Il y avait plus de titres en français, d’autres qui sont devenus les noyaux durs du disques. Paladines était un des tous premiers titres qu’on a enregistré et on savait que ce serait une pièce maîtresse du disque. Bien que c’était difficile à joindre dans une cohérence globale – c’est aussi pour ça qu’on a mis de côté pas mal de titres, on souhaitait vraiment un disque court et on souhaitait faire un disque aussi aventureux que possible mais avec une cohérence absolue dans tout ce qu’on tentait d’explorer.

Surtout, on voulait qu’on puisse le ressentir, avec une source très dense d’influences mais avec un carcan homogène. Ça, on s’est bien déchiré pour faire en sorte que ça fonctionne (rires) !

LFB : Ce qui m’a vachement marqué sur cet album, c’est l’utilisation de ta voix. Tu parlais de R’n’B juste avant et j’ai l’impression que c’est un album de crooner qui fait du R’n’B. Tu joues sur le contraste de ta voix avec la musique, à quel moment as-tu décidé de partir sur ce choix vocal ?

Lenparrot : Ça s’est fait assez naturellement, sans trop que j’y réfléchisse après And Then He. Là où ce disque pouvait paraître comme une sorte de premier chapitre, je voyais presque plus ça comme une sorte de résolution, un point d’orgue à ce qui avait été débuté avec mes deux premier EPs chez Atelier Ciseaux donc la nécessité était de ne pas trop se répéter.

◆ **Données présentées**
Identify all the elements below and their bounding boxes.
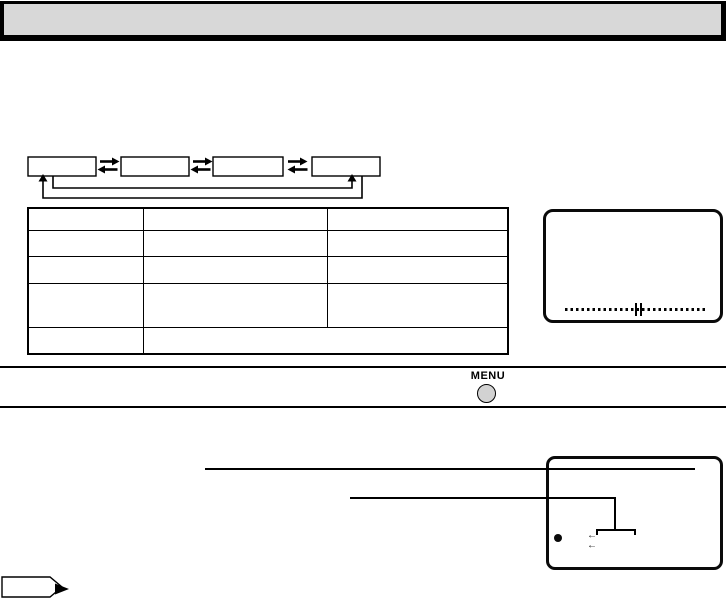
wrap-return-line-forward: [53, 174, 357, 188]
table-cell: [28, 256, 143, 283]
table-row: [28, 283, 508, 327]
manual-page: MENU ← ←: [0, 0, 726, 602]
header-bar: [0, 1, 726, 41]
table-cell-merged: [143, 327, 508, 354]
lcd-screen: [543, 209, 723, 323]
menu-table: [27, 207, 509, 355]
table-cell: [28, 208, 143, 230]
table-cell: [28, 327, 143, 354]
arrow-right-icon: [193, 158, 213, 166]
table-cell: [28, 283, 143, 327]
table-cell: [28, 230, 143, 256]
wrap-return-line-back: [39, 174, 363, 198]
callout-line-2: [350, 497, 616, 499]
table-cell: [143, 230, 327, 256]
table-row: [28, 327, 508, 354]
flow-diagram: [0, 145, 420, 205]
arrow-right-icon: [100, 158, 120, 166]
arrow-right-icon: [288, 158, 308, 166]
osd-screen: [546, 456, 723, 570]
scale-center-marker-icon: [634, 303, 643, 316]
note-pencil-icon: [0, 575, 76, 601]
table-cell: [143, 256, 327, 283]
table-row: [28, 208, 508, 230]
table-row: [28, 256, 508, 283]
flow-box-3: [213, 157, 283, 176]
arrow-left-icon: [98, 166, 118, 174]
flow-box-4: [312, 157, 380, 176]
callout-line-1: [205, 468, 695, 470]
arrow-left-icon: [288, 166, 308, 174]
menu-button-icon: [477, 384, 496, 403]
flow-box-2: [121, 157, 189, 176]
table-cell: [327, 208, 508, 230]
table-cell: [327, 256, 508, 283]
bullet-icon: [554, 534, 562, 542]
range-bracket-tick-right: [634, 529, 636, 535]
menu-button-label: MENU: [463, 370, 513, 382]
band-bottom-rule: [0, 406, 726, 408]
marker-bar: [635, 303, 637, 316]
marker-bar: [640, 303, 642, 316]
table-cell: [143, 208, 327, 230]
table-cell: [327, 283, 508, 327]
arrow-left-icon: [191, 166, 211, 174]
flow-box-1: [28, 157, 96, 176]
table-cell: [143, 283, 327, 327]
callout-line-2-drop: [614, 497, 616, 531]
band-top-rule: [0, 366, 726, 368]
left-arrow-icon: ←: [587, 541, 597, 551]
range-bracket: [596, 529, 636, 531]
table-row: [28, 230, 508, 256]
table-cell: [327, 230, 508, 256]
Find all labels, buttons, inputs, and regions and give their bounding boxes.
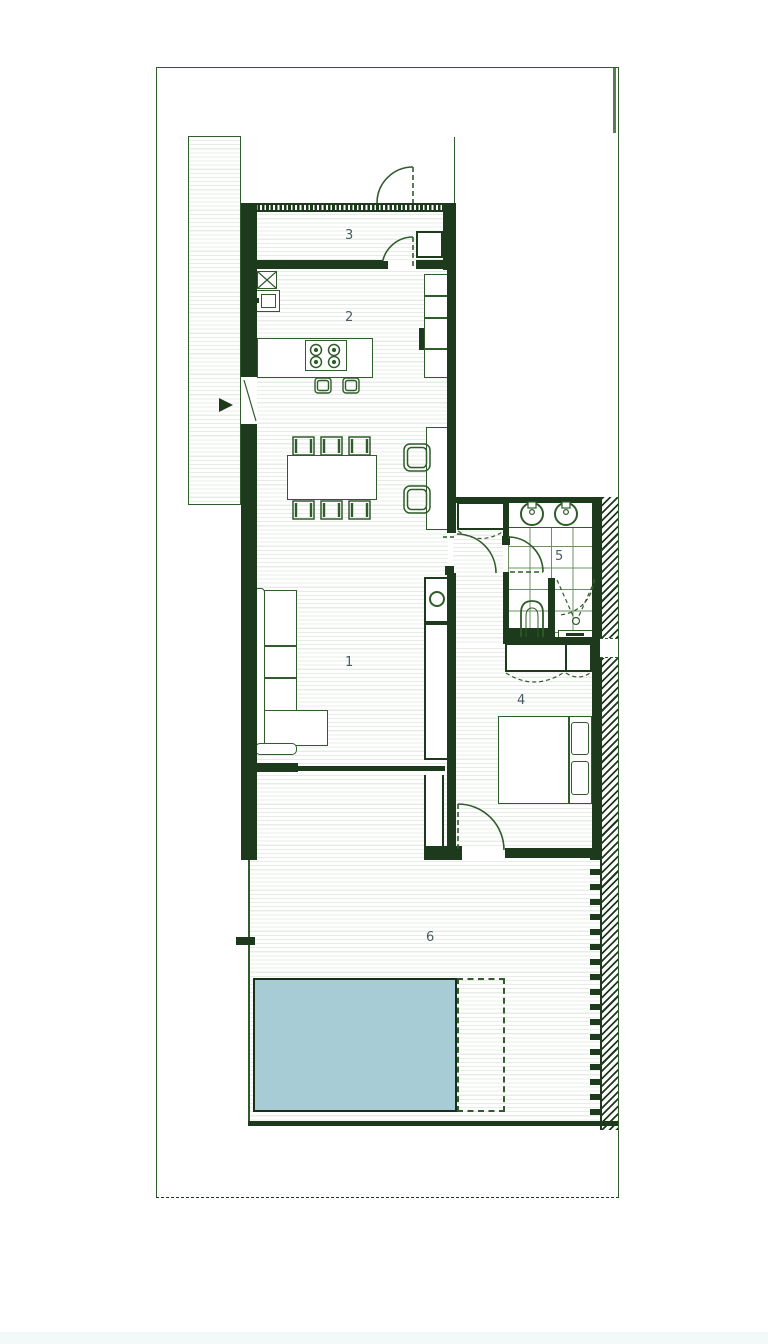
dining-side-counter — [426, 427, 448, 530]
sliding-door-panel-1 — [243, 763, 298, 772]
tv-wall-lower — [424, 623, 449, 760]
terrace-south-edge — [248, 1121, 618, 1126]
wall-house-east — [447, 268, 456, 533]
cabinet-divider-3 — [425, 348, 447, 350]
wall-house-west — [241, 203, 257, 860]
cooktop — [305, 340, 347, 371]
hall-cabinet — [457, 502, 505, 530]
cabinet-divider-1 — [425, 295, 447, 297]
porch-floor — [250, 772, 448, 858]
entry-door-opening — [383, 260, 416, 269]
floor-plan-canvas: 1 2 3 4 5 6 — [0, 0, 768, 1344]
entry-closet — [416, 231, 443, 258]
plot-boundary-top-right-thick — [613, 67, 616, 133]
sofa-seats — [264, 590, 297, 712]
room-label-6: 6 — [426, 930, 434, 945]
terrace-west-edge — [248, 858, 250, 1126]
sofa-ottoman — [255, 743, 297, 755]
wall-bathroom-south — [503, 637, 600, 644]
room-label-2: 2 — [345, 310, 353, 325]
room-label-4: 4 — [517, 693, 525, 708]
dining-table — [287, 455, 377, 500]
vanity-counter — [508, 503, 594, 528]
wardrobe-divider — [565, 644, 567, 671]
pillow-2 — [571, 761, 589, 795]
wall-porch-foot — [424, 846, 462, 860]
sofa-seat-divider-2 — [265, 677, 296, 679]
cabinet-handle — [419, 328, 424, 350]
pool-deck-dashed — [457, 978, 505, 1112]
wall-living-bedroom — [447, 573, 456, 848]
wall-toilet-back — [505, 628, 553, 637]
cabinet-divider-2 — [425, 317, 447, 319]
wall-annex-north — [453, 497, 600, 503]
pillow-1 — [571, 722, 589, 755]
sofa-seat-divider-1 — [265, 645, 296, 647]
wall-bathroom-west-upper — [503, 503, 509, 537]
fence-posts — [590, 854, 601, 1126]
kitchen-cabinet-column — [424, 274, 448, 378]
bed-pillow-divider — [568, 717, 570, 803]
wall-house-east-upper — [443, 203, 456, 270]
boundary-wall-gap — [600, 638, 618, 658]
wall-bedroom-south-east — [505, 848, 600, 858]
sofa-chaise — [264, 710, 328, 746]
room-label-3: 3 — [345, 228, 353, 243]
shower-tray-grate — [566, 633, 584, 636]
entrance-arrow-icon — [219, 398, 233, 412]
walkway — [188, 136, 241, 505]
page-bottom-strip — [0, 1332, 768, 1344]
kitchen-sink-basin — [261, 294, 276, 308]
wall-annex-east — [592, 497, 600, 858]
entry-court-line — [454, 137, 455, 203]
room-label-1: 1 — [345, 655, 353, 670]
pool — [253, 978, 457, 1112]
boundary-wall-hatch-upper — [600, 497, 618, 638]
sliding-door-panel-2 — [296, 766, 445, 771]
terrace-gate-mark — [236, 937, 255, 945]
room-label-5: 5 — [555, 549, 563, 564]
window-west-opening — [241, 377, 257, 424]
boundary-wall-hatch-lower — [600, 658, 618, 1130]
wall-entry-south — [241, 260, 448, 269]
wall-shower-partition — [548, 578, 555, 637]
wardrobe — [505, 643, 592, 672]
wall-entry-north-hatched — [253, 203, 448, 212]
porch-column — [424, 775, 444, 848]
kitchen-tall-cabinet — [257, 271, 277, 289]
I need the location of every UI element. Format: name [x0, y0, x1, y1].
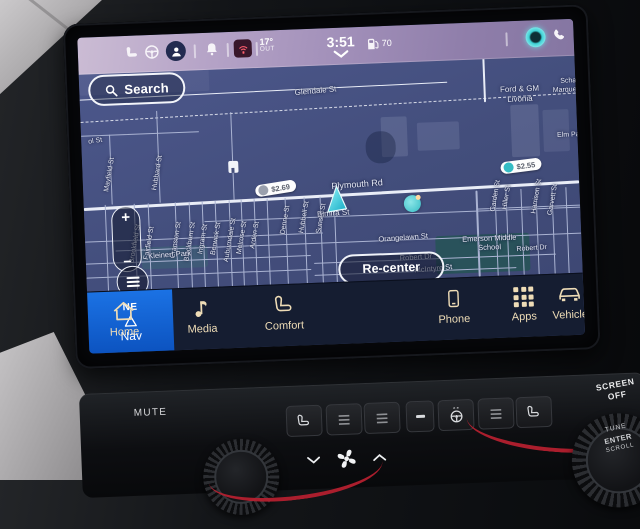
map-road: [227, 43, 229, 57]
tab-phone[interactable]: Phone: [431, 287, 476, 327]
voice-assistant-icon[interactable]: [525, 27, 546, 48]
apps-grid-icon: [513, 287, 534, 308]
center-console: Glendale StFord & GMLivoniaSchaMarquetEl…: [30, 0, 640, 501]
bell-icon[interactable]: [204, 41, 221, 58]
street-label: Harrison St: [530, 178, 543, 214]
zoom-control[interactable]: + −: [111, 206, 143, 273]
street-label: Garvett St: [547, 184, 559, 216]
street-label: Arden St: [249, 221, 261, 249]
street-label: Hubbell St: [298, 201, 310, 234]
street-label: Scha: [560, 77, 576, 85]
clock[interactable]: 3:51: [315, 33, 366, 51]
vehicle-location-arrow: [322, 184, 352, 216]
chevron-down-icon[interactable]: [332, 49, 350, 59]
street-label: Hubbard St: [151, 155, 164, 191]
street-label: Garden St: [489, 180, 501, 213]
heated-seat-left-button[interactable]: [286, 405, 323, 437]
vent-grille-icon: [336, 412, 353, 427]
seat-icon[interactable]: [125, 45, 141, 61]
street-label: Glendale St: [294, 84, 336, 97]
phone-signal-icon: [236, 42, 249, 55]
vent-grille-icon: [374, 411, 391, 426]
street-label: Livonia: [507, 94, 533, 104]
street-label: Auburndale St: [223, 218, 237, 263]
mute-label: MUTE: [134, 407, 168, 419]
fuel-pump-icon: [365, 36, 380, 52]
tab-media[interactable]: Media: [179, 296, 224, 336]
heated-seat-icon: [296, 413, 313, 430]
heated-steering-wheel-icon: [447, 406, 465, 424]
infotainment-screen: Glendale StFord & GMLivoniaSchaMarquetEl…: [77, 19, 585, 354]
street-label: Ingram St: [197, 224, 209, 255]
street-label: Robert Dr: [516, 244, 547, 253]
gas-station-icon: [503, 162, 514, 173]
street-label: Elm Pa: [557, 131, 580, 139]
search-button[interactable]: Search: [88, 72, 186, 107]
street-label: ol St: [88, 137, 103, 146]
street-label: Marquet: [553, 86, 579, 94]
home-icon: [111, 300, 136, 323]
street-label: Hiller St: [501, 185, 512, 210]
hamburger-icon: [126, 276, 139, 278]
tab-apps[interactable]: Apps: [501, 284, 546, 324]
street-label: Orangelawn St: [378, 231, 428, 244]
street-label: Mayfield St: [103, 157, 116, 192]
person-icon: [169, 44, 182, 57]
map-road: [194, 44, 196, 58]
street-label: Denne St: [279, 205, 291, 235]
phone-handset-icon[interactable]: [551, 28, 568, 45]
map-road: [505, 32, 507, 46]
map-road: [256, 42, 258, 56]
vent-button[interactable]: [364, 402, 401, 434]
search-icon: [104, 83, 119, 98]
gas-station-icon: [258, 185, 269, 196]
navigation-map[interactable]: Glendale StFord & GMLivoniaSchaMarquetEl…: [79, 55, 583, 292]
music-note-icon: [190, 297, 213, 320]
zoom-in-button[interactable]: +: [121, 210, 130, 225]
phone-connectivity-tile[interactable]: [233, 39, 252, 58]
profile-avatar[interactable]: [165, 41, 186, 62]
street-label: Melrose St: [236, 221, 249, 255]
street-label: Ford & GM: [500, 84, 539, 94]
steering-wheel-icon[interactable]: [144, 44, 161, 61]
smartphone-icon: [443, 287, 464, 310]
seat-icon: [272, 294, 296, 317]
dash-button[interactable]: [405, 400, 434, 432]
street-label: School: [478, 242, 501, 252]
street-label: Berwick St: [210, 222, 223, 256]
vent-button[interactable]: [326, 403, 363, 435]
outside-temperature: 17° OUT: [259, 37, 275, 54]
minus-icon: [416, 415, 425, 418]
car-icon: [556, 283, 583, 306]
tab-home[interactable]: Home: [101, 299, 146, 339]
fuel-level: 70: [382, 38, 392, 48]
tab-comfort[interactable]: Comfort: [259, 293, 308, 333]
search-label: Search: [124, 80, 169, 97]
tab-vehicle[interactable]: Vehicle: [545, 282, 585, 322]
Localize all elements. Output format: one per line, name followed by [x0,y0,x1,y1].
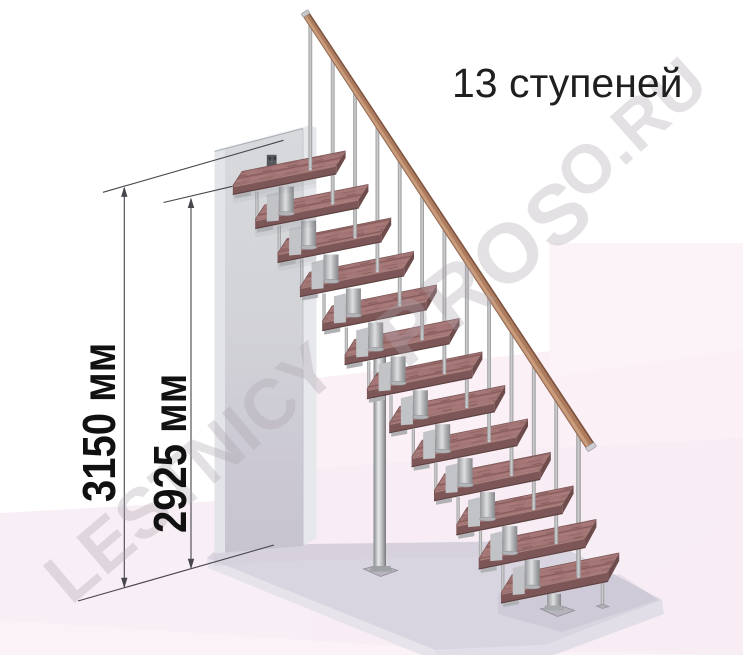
svg-text:13 ступеней: 13 ступеней [452,60,683,106]
svg-text:2925 мм: 2925 мм [145,374,196,533]
svg-text:3150 мм: 3150 мм [74,343,125,502]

◆ **Consignes**
1. Répondez à ces questions sur l'entretien avec Lenparrot :
(a) Quel titre compte parmi les tout premiers enregistrés pour le disque ?
(b) De quel genre musical l'intervieweur rappelle-t-il qu'il vient d'être question ?
(c) Chez quel label sont sortis les deux premiers EPs de Lenparrot ?
2. Écrivez la suite de l'entretien avec Lenparrot, après la dernière réponse.

◆ **Réponses**
1.
(a) Paladines.
(b) Le R'n'B.
(c) Atelier Ciseaux.

2.
Finalement, il y a certains titres encore un peu en voix de tête. Soit ils n’ont pas été gardés, soit on avait envie de les garder et finalement, sans trop que je réalise que cette transition était en train d’opérer, il y avait tellement plus de chansons en voix de poitrine dans une registre grave. Genre Part-Time Idiot, je l’ai écrite après And Then He, elle était en voix de tête mais on a tout transposé pour qu’elle revienne dans le giron des autres. Ce qui m’est apparu comme une évidence quand j’ai débuté Lenparrot en 2014, d’être dans ces registres vocaux élevé et aigu, il y avait la nécessité dans l’écriture de m’écarter de Rhum For Pauline. C’était comme un manifeste d’indépendance et de revendiquer une singularité dans cette aventure en solitaire qui débutait. J’ai exploré ce que j’avais à explorer là dedans et surtout je pense que j’ai réalisé, une fois And Then He sorti, que peut être si je continuais dans ce chemin là, que ça allait restreindre ma palette et que si je continuais dans cette voix là, les gens allaient se dire : « Ah OK, Lenparrot c’est le mec qui fait chialer en chantant tout le temps aigu.».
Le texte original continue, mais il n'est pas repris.